• [Task data]:
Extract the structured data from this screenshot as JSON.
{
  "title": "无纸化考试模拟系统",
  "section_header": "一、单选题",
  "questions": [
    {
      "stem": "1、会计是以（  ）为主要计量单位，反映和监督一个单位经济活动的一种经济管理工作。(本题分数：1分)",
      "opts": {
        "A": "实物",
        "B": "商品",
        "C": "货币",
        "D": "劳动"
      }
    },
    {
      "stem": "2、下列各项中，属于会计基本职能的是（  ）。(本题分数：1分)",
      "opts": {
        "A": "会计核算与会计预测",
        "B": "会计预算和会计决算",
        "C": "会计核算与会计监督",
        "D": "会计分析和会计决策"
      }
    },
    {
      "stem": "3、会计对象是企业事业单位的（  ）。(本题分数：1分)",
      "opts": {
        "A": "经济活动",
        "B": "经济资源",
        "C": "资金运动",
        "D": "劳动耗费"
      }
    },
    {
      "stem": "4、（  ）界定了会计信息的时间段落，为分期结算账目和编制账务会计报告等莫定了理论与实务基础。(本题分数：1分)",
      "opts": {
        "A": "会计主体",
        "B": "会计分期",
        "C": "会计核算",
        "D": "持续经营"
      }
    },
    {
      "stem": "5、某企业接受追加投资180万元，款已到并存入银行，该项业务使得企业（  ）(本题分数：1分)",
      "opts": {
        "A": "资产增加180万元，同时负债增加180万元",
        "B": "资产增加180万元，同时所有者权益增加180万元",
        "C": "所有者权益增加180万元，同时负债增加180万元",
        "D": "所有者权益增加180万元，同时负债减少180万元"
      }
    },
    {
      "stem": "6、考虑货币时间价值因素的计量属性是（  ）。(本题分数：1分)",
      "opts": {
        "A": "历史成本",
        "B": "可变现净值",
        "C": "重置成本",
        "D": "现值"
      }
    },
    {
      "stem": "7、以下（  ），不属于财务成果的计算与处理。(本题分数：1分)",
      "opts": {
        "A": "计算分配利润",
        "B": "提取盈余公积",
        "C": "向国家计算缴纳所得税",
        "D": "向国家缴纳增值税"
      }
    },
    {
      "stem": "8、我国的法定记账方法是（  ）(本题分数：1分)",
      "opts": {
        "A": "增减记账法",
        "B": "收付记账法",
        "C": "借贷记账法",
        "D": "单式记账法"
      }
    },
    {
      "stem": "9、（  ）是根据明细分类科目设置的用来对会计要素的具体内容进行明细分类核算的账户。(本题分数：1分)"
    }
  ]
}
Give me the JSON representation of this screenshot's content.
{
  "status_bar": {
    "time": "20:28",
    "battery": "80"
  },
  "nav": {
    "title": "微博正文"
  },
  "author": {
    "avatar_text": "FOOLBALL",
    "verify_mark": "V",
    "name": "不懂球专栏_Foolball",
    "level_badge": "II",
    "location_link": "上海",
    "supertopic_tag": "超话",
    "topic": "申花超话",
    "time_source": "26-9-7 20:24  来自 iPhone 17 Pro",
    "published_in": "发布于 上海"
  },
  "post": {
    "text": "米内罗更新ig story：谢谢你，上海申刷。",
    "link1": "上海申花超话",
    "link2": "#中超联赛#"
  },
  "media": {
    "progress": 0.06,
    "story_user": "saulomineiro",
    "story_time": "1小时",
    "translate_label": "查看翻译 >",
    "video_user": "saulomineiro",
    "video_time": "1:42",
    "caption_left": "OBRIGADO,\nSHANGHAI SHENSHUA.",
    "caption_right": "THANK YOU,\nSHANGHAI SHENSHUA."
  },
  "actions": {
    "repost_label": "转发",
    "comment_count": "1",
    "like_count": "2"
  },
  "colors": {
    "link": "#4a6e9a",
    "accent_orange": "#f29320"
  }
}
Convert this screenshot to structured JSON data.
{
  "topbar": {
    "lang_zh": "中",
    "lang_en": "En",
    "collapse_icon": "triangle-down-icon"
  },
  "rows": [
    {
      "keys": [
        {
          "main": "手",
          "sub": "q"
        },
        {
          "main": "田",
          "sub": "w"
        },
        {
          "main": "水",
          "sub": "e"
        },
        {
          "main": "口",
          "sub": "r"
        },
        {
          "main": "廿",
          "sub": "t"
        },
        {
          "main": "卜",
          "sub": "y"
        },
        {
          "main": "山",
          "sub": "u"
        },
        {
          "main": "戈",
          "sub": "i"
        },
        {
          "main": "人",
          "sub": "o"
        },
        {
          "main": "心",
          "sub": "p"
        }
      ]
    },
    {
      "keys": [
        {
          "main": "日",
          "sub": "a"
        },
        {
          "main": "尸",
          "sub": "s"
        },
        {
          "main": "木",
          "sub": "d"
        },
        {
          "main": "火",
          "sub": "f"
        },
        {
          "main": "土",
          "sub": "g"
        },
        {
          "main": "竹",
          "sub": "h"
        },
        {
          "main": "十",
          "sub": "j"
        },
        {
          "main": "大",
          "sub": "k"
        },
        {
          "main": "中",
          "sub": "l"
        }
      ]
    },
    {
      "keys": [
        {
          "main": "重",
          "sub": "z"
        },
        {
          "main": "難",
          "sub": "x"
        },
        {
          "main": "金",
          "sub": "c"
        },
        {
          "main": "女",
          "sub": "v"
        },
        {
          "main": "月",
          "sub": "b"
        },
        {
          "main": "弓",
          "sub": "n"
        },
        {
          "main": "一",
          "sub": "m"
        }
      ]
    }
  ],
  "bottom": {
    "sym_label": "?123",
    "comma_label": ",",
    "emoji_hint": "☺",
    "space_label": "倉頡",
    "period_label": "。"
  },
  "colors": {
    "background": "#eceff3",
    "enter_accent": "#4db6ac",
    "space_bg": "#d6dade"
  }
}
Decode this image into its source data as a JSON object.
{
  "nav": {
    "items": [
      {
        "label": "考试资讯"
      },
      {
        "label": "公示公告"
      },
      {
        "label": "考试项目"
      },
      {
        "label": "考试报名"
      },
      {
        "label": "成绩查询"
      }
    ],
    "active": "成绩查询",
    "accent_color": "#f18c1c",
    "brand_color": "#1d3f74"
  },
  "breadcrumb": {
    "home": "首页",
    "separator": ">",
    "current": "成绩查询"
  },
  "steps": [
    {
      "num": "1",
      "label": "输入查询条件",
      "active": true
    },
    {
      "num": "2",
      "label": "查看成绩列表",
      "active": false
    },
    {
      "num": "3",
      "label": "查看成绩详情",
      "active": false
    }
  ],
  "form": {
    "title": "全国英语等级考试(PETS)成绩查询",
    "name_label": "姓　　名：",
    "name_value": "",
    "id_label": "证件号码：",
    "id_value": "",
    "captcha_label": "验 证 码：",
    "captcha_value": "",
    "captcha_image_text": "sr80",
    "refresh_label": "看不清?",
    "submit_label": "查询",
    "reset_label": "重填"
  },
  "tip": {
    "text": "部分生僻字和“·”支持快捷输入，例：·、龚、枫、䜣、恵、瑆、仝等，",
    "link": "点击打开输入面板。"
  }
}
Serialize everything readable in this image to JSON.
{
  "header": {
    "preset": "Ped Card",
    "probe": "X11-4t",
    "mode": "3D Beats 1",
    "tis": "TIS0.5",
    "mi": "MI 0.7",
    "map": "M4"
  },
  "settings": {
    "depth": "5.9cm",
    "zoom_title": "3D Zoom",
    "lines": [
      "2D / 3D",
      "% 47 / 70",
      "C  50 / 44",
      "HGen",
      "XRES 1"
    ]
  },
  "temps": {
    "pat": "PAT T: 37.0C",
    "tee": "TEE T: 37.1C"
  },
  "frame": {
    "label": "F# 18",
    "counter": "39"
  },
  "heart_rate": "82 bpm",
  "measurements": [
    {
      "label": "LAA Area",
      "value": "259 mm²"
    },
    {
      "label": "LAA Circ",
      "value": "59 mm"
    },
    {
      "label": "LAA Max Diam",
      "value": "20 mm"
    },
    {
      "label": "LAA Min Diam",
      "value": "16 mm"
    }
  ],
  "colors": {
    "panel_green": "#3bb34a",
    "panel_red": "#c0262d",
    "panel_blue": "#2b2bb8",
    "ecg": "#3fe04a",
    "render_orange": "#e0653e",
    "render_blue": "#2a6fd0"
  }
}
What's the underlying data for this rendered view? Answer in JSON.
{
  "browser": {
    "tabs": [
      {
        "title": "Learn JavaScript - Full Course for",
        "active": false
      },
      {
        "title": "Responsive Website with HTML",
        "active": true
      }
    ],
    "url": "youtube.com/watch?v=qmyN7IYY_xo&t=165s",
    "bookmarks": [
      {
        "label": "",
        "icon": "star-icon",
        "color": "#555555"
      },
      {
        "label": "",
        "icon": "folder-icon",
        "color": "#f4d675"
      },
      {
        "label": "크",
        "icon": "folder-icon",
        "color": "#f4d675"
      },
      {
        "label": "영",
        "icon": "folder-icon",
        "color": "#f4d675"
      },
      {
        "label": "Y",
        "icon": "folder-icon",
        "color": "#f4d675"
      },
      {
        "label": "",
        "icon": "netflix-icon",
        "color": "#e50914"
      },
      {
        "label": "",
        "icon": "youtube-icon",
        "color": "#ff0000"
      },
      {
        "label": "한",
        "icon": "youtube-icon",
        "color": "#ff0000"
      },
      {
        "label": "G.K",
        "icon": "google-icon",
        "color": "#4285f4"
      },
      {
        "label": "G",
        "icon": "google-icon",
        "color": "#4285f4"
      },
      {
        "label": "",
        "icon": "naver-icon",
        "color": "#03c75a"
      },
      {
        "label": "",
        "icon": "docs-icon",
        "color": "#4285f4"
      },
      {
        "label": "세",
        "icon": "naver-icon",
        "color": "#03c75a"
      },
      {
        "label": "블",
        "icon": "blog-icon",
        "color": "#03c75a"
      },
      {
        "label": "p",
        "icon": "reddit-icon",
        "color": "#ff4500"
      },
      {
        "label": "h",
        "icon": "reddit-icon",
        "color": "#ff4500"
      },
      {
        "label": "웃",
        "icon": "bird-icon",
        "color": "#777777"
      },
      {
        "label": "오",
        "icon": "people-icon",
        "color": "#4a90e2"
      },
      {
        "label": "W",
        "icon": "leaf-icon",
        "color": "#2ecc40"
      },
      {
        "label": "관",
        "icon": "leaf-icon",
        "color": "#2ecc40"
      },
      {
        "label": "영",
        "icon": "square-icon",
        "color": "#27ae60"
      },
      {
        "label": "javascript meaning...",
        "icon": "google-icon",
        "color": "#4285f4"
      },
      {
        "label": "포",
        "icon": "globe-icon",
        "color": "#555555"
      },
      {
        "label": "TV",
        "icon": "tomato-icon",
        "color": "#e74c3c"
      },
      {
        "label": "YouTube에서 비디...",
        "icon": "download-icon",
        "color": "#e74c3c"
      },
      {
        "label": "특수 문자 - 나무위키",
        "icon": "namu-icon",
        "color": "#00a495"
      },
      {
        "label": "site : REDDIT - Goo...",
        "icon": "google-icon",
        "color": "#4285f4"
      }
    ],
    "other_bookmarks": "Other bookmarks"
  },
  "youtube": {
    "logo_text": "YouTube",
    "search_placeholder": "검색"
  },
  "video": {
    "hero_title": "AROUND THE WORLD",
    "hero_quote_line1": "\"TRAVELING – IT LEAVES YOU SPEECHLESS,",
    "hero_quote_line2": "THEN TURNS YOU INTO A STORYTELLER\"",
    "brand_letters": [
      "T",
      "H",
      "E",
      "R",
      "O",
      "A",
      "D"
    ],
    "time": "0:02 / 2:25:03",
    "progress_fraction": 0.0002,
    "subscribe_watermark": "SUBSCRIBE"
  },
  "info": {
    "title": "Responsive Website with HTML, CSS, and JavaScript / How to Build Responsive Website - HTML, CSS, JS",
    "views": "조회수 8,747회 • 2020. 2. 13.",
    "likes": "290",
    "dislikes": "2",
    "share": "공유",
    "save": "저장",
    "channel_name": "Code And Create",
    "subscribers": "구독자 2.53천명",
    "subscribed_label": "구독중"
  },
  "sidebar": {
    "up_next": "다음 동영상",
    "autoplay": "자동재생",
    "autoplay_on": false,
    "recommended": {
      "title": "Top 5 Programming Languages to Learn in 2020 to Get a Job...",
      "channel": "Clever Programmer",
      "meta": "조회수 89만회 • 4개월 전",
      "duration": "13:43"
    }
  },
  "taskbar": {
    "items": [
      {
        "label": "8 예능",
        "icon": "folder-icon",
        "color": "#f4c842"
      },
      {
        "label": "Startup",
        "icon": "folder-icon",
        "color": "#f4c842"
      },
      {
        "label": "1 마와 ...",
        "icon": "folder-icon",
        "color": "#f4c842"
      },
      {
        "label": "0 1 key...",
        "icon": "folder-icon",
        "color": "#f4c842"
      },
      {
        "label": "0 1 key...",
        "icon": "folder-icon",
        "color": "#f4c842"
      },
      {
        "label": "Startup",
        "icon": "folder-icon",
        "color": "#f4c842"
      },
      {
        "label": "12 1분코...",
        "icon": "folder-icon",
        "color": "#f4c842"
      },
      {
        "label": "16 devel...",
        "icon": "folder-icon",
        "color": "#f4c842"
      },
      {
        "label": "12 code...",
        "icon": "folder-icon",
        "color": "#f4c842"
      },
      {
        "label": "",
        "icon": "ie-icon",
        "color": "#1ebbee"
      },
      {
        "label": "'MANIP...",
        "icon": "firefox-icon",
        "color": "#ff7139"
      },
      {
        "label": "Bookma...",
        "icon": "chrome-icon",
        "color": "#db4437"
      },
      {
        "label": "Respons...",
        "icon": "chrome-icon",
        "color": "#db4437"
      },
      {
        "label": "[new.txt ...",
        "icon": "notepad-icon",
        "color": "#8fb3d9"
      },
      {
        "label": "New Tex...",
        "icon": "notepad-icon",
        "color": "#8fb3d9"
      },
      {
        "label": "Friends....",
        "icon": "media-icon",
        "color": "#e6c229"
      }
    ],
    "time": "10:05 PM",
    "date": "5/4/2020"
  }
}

• [Required work]: Show all lines in the entries above where the word "Diam" appears.

• [Solution for this exercise]:
      "label": "LAA Max Diam",
      "label": "LAA Min Diam",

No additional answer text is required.